**GOAL**
Reproduce the listing below word for word, with no pictures.

**SOURCE MATERIAL**
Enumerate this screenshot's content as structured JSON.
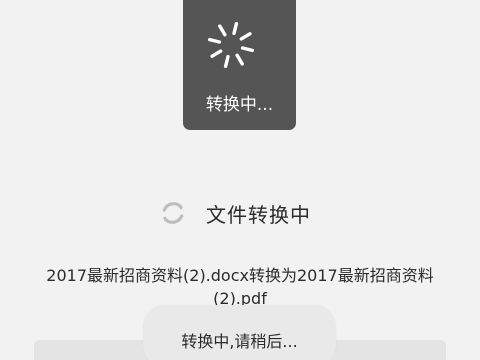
{
  "loading_hud": {
    "label": "转换中...",
    "icon": "spinner-icon",
    "background": "#555555"
  },
  "conversion": {
    "status_icon": "refresh-icon",
    "status_text": "文件转换中",
    "description": "2017最新招商资料(2).docx转换为2017最新招商资料(2).pdf"
  },
  "toast": {
    "message": "转换中,请稍后..."
  }
}
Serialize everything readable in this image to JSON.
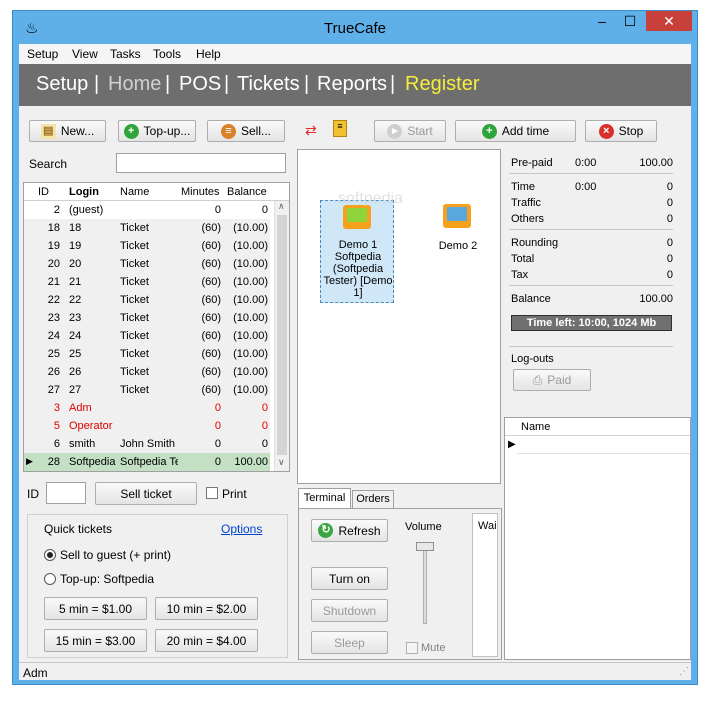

**RESULT FOR THIS EXERCISE**
Enumerate this screenshot's content as structured JSON.
{
  "loading_hud": {
    "label": "转换中...",
    "icon": "spinner-icon",
    "background": "#555555"
  },
  "conversion": {
    "status_icon": "refresh-icon",
    "status_text": "文件转换中",
    "description": "2017最新招商资料(2).docx转换为2017最新招商资料(2).pdf"
  },
  "toast": {
    "message": "转换中,请稍后..."
  }
}
Serialize everything readable in this image to JSON.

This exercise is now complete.